__AVAILABLE DATA__
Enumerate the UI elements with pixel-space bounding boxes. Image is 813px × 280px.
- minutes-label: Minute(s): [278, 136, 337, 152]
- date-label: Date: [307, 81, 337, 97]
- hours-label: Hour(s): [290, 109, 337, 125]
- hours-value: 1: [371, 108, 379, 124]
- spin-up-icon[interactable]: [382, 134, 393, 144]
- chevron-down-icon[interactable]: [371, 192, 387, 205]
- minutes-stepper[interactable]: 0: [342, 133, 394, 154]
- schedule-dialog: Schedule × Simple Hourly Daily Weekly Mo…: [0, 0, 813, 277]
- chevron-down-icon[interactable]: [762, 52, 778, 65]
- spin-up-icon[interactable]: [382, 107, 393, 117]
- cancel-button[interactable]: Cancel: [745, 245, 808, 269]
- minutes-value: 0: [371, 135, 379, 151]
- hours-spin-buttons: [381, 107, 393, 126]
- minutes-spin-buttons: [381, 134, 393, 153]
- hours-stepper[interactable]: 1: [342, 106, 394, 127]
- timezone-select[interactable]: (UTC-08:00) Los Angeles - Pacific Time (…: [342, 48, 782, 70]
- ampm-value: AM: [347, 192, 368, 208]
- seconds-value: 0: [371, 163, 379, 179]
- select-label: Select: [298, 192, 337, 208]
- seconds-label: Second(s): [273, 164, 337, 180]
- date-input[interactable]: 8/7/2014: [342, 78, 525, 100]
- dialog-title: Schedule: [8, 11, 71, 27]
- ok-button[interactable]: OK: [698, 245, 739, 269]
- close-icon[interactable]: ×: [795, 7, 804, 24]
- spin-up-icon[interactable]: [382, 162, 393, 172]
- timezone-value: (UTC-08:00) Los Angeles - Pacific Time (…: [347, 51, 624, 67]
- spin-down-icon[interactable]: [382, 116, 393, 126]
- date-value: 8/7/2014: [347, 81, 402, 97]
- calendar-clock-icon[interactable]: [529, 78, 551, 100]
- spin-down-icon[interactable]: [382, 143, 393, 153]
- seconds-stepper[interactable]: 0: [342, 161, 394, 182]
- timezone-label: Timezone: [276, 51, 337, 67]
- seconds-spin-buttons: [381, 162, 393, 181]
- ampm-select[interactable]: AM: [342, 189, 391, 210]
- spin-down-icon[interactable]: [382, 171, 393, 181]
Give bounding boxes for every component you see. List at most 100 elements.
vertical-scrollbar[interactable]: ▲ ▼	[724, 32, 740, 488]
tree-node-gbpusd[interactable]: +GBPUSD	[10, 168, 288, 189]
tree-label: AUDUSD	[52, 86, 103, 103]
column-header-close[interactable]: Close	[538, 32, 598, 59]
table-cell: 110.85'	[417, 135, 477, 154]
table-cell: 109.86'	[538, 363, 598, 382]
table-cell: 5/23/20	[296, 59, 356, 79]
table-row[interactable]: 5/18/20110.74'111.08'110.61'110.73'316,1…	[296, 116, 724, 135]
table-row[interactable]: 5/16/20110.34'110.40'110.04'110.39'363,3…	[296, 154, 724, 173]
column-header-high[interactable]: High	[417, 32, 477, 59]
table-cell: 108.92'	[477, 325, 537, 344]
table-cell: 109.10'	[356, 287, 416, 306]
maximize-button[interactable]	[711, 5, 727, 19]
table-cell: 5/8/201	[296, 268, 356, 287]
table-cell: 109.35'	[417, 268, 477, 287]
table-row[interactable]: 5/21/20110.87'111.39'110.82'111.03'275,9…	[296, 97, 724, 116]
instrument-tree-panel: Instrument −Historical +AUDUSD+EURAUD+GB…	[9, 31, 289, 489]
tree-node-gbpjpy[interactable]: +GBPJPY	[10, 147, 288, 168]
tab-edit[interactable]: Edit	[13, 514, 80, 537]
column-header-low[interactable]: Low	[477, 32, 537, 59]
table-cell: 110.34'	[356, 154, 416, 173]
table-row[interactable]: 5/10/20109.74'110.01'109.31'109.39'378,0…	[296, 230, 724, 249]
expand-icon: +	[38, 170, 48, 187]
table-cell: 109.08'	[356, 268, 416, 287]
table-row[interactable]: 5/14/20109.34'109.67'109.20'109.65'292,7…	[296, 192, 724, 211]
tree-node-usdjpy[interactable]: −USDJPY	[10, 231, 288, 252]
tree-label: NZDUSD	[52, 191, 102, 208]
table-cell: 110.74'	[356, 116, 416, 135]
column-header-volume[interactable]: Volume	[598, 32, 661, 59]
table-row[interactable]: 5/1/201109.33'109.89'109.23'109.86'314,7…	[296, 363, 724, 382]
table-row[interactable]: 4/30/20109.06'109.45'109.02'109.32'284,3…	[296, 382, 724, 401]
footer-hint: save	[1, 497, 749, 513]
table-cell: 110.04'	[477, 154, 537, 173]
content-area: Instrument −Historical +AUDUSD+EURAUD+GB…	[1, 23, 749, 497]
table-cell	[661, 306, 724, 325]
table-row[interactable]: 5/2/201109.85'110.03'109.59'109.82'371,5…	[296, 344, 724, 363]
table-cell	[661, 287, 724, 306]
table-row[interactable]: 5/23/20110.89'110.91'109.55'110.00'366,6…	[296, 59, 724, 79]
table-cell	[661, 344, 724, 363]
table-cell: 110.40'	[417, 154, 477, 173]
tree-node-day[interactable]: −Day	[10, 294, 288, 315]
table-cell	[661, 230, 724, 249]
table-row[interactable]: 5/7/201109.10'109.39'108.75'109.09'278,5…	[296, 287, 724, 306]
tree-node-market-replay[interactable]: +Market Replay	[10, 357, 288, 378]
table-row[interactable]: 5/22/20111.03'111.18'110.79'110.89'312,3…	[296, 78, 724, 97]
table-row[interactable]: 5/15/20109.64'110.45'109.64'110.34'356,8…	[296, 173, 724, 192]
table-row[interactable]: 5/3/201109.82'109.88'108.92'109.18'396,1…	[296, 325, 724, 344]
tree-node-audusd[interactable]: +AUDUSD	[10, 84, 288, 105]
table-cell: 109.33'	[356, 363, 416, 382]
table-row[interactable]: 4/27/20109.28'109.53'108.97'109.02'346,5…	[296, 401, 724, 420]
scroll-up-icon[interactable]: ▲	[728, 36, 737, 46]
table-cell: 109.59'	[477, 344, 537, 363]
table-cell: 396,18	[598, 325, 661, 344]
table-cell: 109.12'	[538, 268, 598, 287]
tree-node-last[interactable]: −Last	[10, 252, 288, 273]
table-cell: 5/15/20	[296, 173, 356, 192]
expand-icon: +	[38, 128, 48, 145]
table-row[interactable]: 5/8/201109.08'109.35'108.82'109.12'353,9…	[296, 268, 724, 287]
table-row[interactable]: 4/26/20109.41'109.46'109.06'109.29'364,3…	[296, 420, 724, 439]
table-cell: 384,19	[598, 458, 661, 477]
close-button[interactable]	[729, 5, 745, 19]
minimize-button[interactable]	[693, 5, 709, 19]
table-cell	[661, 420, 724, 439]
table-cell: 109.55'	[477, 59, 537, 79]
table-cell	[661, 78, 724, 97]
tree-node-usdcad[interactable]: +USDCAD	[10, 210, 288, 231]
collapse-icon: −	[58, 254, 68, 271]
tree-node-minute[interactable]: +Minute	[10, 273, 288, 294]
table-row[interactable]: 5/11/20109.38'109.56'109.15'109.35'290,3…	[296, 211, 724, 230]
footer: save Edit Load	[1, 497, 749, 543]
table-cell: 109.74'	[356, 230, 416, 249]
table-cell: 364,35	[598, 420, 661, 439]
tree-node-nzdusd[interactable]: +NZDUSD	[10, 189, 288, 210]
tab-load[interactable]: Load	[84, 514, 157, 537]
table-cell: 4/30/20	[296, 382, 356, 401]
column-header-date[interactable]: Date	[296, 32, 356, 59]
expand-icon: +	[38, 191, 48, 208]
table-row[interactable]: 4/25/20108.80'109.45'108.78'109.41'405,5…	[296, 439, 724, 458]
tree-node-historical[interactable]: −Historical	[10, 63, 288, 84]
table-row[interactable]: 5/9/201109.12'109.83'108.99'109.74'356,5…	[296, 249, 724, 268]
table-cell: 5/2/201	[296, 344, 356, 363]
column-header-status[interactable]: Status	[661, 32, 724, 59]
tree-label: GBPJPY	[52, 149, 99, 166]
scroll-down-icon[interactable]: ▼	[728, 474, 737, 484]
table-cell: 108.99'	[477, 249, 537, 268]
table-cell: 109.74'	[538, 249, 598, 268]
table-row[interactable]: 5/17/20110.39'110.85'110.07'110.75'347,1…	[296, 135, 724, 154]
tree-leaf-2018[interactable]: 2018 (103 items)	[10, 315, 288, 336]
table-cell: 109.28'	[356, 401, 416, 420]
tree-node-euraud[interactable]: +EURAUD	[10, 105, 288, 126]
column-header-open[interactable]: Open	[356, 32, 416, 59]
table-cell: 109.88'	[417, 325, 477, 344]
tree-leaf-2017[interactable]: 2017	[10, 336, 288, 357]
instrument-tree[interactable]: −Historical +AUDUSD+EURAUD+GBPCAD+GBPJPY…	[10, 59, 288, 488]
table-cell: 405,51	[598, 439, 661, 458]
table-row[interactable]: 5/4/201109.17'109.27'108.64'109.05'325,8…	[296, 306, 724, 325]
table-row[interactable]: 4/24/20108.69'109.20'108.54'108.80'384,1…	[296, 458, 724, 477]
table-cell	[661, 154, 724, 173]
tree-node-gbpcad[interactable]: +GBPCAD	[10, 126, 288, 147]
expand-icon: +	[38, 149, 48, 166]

__SET PROBLEM__
Copy out, word for word, everything from the start of the material down to and including the line that contains "- spin-up-icon[interactable]: [382, 134, 393, 144]".

__SOLUTION TO THIS TASK__
Enumerate the UI elements with pixel-space bounding boxes. Image is 813px × 280px.
- minutes-label: Minute(s): [278, 136, 337, 152]
- date-label: Date: [307, 81, 337, 97]
- hours-label: Hour(s): [290, 109, 337, 125]
- hours-value: 1: [371, 108, 379, 124]
- spin-up-icon[interactable]: [382, 134, 393, 144]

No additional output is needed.